§ DIRECTION A:
Summarize the opinion piece on Canada Post in two sentences.
§ DIRECTION B:
From the opinion piece on Canada Post, reproduce the passage that begins at the words "However, you have" and stops after "tools are  available.".

§ TEXT SEGMENT:
───
In 2007, consolidated revenues  from operations reached $7.5 billion and consolidated net income totaled $54 million, a far cry from the 1970s where major strikes combined with annual deficits that peaked at $600 million in 1981, forcing  two years of public debate and input into the future of mail delivery in Canada.

The government agreed to give  the post office more autonomy, to make it more commercially viable and to compete against and influx of courier services and in 1981 passed the “Canada Post Corporation Act”

So why the long-winded preamble?

A month ago, I visited one of their franchise locations to stop my mail for a week while I was on vacation. The cost was  $20.  I thought to myself, as I handed over the money, they are charging me  to not deliver my mail. They are charging me to provide no service to my house. They will hold onto my mail for a week and then deliver it all on one day, instead of five. Wow. And that costs $20. Chutzpah.

I have longed believed that door-to-door deliver of mail and  newspapers was a service that could not survive. In fact the bread and milk industry figured this out ages ago. So, how is it Canada Post can still deliver mail, door-to-door, for 57 cents apiece?

To its credit, Canada Post reinvented itself, became savvy business managers and turned a profit, which in essence means, as taxpayers, we are not carrying the freight of inefficiency.

However, you have to wonder how long door-to-door delivery can survive when email, Twitter, Facebook, online billing and a host of other communication tools are  available.

When was the last time (sigh) you received a letter? Text messaging, tweets at 140 characters and email will never replace this long-lost art form, but undoubtedly they will lead to its demise.

I admire Canada Post for rebuilding the brand, and creating a positive out of a negative. But charging me $20 to hold my mail for a week amounts to highway robbery.
───
§ DATA SECTION:

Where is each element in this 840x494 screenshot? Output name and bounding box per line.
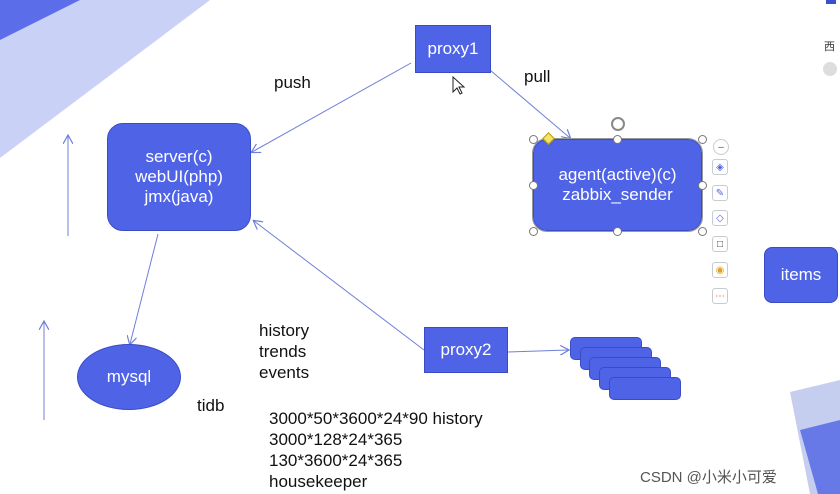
───
§ EXERCISE OUTPUT A:
Canada Post went from annual deficits that peaked at $600 million in 1981 to $7.5 billion in consolidated revenues and $54 million in net income in 2007, after the government gave it more autonomy. The writer credits it with rebuilding its brand and turning a profit but wonders how long door-to-door delivery can survive alongside email and other tools, and calls the $20 fee to hold mail for a week highway robbery.

§ EXERCISE OUTPUT B:
However, you have to wonder how long door-to-door delivery can survive when email, Twitter, Facebook, online billing and a host of other communication tools are  available.